- _Work required_
List every line in the data below that contains the string "label". Treat the match as case-sensitive.

Start of The records

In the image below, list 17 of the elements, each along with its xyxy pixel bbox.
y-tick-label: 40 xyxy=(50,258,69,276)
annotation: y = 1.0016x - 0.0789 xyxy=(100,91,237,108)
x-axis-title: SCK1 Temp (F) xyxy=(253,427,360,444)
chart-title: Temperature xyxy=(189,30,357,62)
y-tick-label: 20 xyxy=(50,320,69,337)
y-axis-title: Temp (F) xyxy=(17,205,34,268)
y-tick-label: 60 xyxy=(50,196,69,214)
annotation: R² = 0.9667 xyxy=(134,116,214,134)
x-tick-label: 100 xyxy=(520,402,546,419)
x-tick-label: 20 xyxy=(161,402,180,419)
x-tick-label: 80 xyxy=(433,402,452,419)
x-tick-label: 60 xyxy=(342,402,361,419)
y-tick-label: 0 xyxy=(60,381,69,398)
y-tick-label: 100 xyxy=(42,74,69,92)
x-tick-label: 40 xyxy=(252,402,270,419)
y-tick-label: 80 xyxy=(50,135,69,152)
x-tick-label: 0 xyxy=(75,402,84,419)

End of The records

- _Solution_
y-tick-label: 40 xyxy=(50,258,69,276)
y-tick-label: 20 xyxy=(50,320,69,337)
y-tick-label: 60 xyxy=(50,196,69,214)
x-tick-label: 100 xyxy=(520,402,546,419)
x-tick-label: 20 xyxy=(161,402,180,419)
x-tick-label: 80 xyxy=(433,402,452,419)
x-tick-label: 60 xyxy=(342,402,361,419)
y-tick-label: 0 xyxy=(60,381,69,398)
y-tick-label: 100 xyxy=(42,74,69,92)
x-tick-label: 40 xyxy=(252,402,270,419)
y-tick-label: 80 xyxy=(50,135,69,152)
x-tick-label: 0 xyxy=(75,402,84,419)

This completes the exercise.